* **Given instruction**
Check each line of the records below and collect those that include the word "name".

* **Records**
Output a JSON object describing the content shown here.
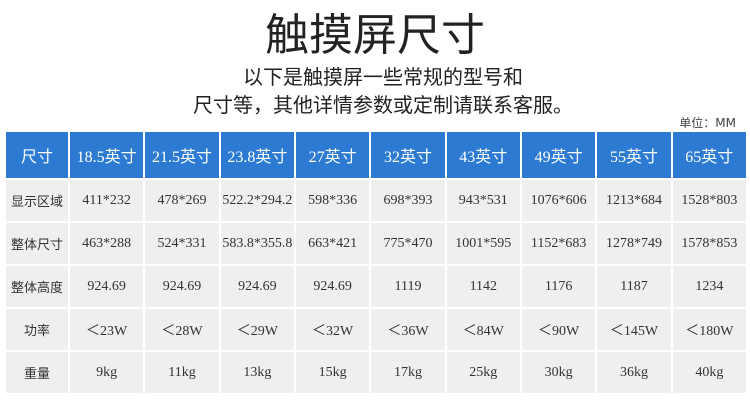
{
  "header": {
    "title": "触摸屏尺寸",
    "subtitle_lines": [
      "以下是触摸屏一些常规的型号和",
      "尺寸等，其他详情参数或定制请联系客服。"
    ],
    "unit": "单位：MM"
  },
  "table": {
    "header": [
      "尺寸",
      "18.5英寸",
      "21.5英寸",
      "23.8英寸",
      "27英寸",
      "32英寸",
      "43英寸",
      "49英寸",
      "55英寸",
      "65英寸"
    ],
    "rows": [
      [
        "显示区域",
        "411*232",
        "478*269",
        "522.2*294.2",
        "598*336",
        "698*393",
        "943*531",
        "1076*606",
        "1213*684",
        "1528*803"
      ],
      [
        "整体尺寸",
        "463*288",
        "524*331",
        "583.8*355.8",
        "663*421",
        "775*470",
        "1001*595",
        "1152*683",
        "1278*749",
        "1578*853"
      ],
      [
        "整体高度",
        "924.69",
        "924.69",
        "924.69",
        "924.69",
        "1119",
        "1142",
        "1176",
        "1187",
        "1234"
      ],
      [
        "功率",
        "＜23W",
        "＜28W",
        "＜29W",
        "＜32W",
        "＜36W",
        "＜84W",
        "＜90W",
        "＜145W",
        "＜180W"
      ],
      [
        "重量",
        "9kg",
        "11kg",
        "13kg",
        "15kg",
        "17kg",
        "25kg",
        "30kg",
        "36kg",
        "40kg"
      ]
    ]
  }
}
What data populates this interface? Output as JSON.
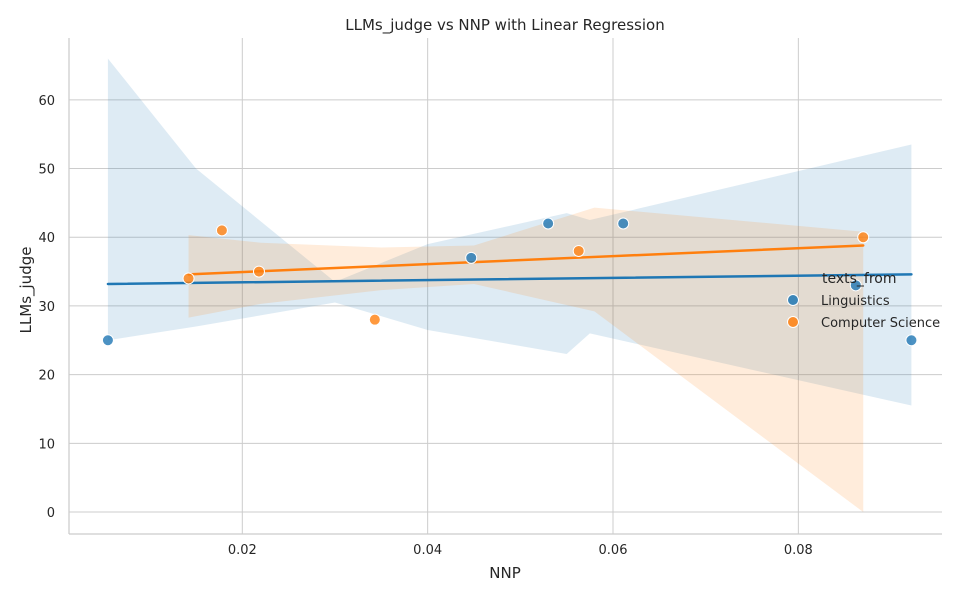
{
  "chart_data": {
    "type": "scatter",
    "title": "LLMs_judge vs NNP with Linear Regression",
    "xlabel": "NNP",
    "ylabel": "LLMs_judge",
    "xlim": [
      0.0013,
      0.0955
    ],
    "ylim": [
      -3.2,
      69
    ],
    "x_ticks": [
      0.02,
      0.04,
      0.06,
      0.08
    ],
    "x_tick_labels": [
      "0.02",
      "0.04",
      "0.06",
      "0.08"
    ],
    "y_ticks": [
      0,
      10,
      20,
      30,
      40,
      50,
      60
    ],
    "y_tick_labels": [
      "0",
      "10",
      "20",
      "30",
      "40",
      "50",
      "60"
    ],
    "grid": true,
    "legend": {
      "title": "texts_from",
      "placement": "right",
      "entries": [
        "Linguistics",
        "Computer Science"
      ]
    },
    "series": [
      {
        "name": "Linguistics",
        "color": "#1f77b4",
        "points": [
          {
            "x": 0.0055,
            "y": 25
          },
          {
            "x": 0.0447,
            "y": 37
          },
          {
            "x": 0.053,
            "y": 42
          },
          {
            "x": 0.0611,
            "y": 42
          },
          {
            "x": 0.0862,
            "y": 33
          },
          {
            "x": 0.0922,
            "y": 25
          }
        ],
        "regression": {
          "x_start": 0.0055,
          "y_start": 33.2,
          "x_end": 0.0922,
          "y_end": 34.6
        },
        "ci_band": [
          {
            "x": 0.0055,
            "lo": 25.0,
            "hi": 66.0
          },
          {
            "x": 0.015,
            "lo": 27.0,
            "hi": 50.0
          },
          {
            "x": 0.03,
            "lo": 30.5,
            "hi": 33.5
          },
          {
            "x": 0.04,
            "lo": 26.5,
            "hi": 39.0
          },
          {
            "x": 0.055,
            "lo": 23.0,
            "hi": 43.5
          },
          {
            "x": 0.0575,
            "lo": 26.0,
            "hi": 42.5
          },
          {
            "x": 0.0922,
            "lo": 15.5,
            "hi": 53.5
          }
        ]
      },
      {
        "name": "Computer Science",
        "color": "#ff7f0e",
        "points": [
          {
            "x": 0.0142,
            "y": 34
          },
          {
            "x": 0.0178,
            "y": 41
          },
          {
            "x": 0.0218,
            "y": 35
          },
          {
            "x": 0.0343,
            "y": 28
          },
          {
            "x": 0.0563,
            "y": 38
          },
          {
            "x": 0.087,
            "y": 40
          }
        ],
        "regression": {
          "x_start": 0.0142,
          "y_start": 34.6,
          "x_end": 0.087,
          "y_end": 38.8
        },
        "ci_band": [
          {
            "x": 0.0142,
            "lo": 28.3,
            "hi": 40.3
          },
          {
            "x": 0.022,
            "lo": 30.3,
            "hi": 39.2
          },
          {
            "x": 0.035,
            "lo": 32.3,
            "hi": 38.5
          },
          {
            "x": 0.045,
            "lo": 33.2,
            "hi": 38.8
          },
          {
            "x": 0.058,
            "lo": 29.2,
            "hi": 44.3
          },
          {
            "x": 0.087,
            "lo": 0.0,
            "hi": 40.8
          }
        ]
      }
    ]
  }
}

* **Response**
        "name": "Linguistics",
        "name": "Computer Science",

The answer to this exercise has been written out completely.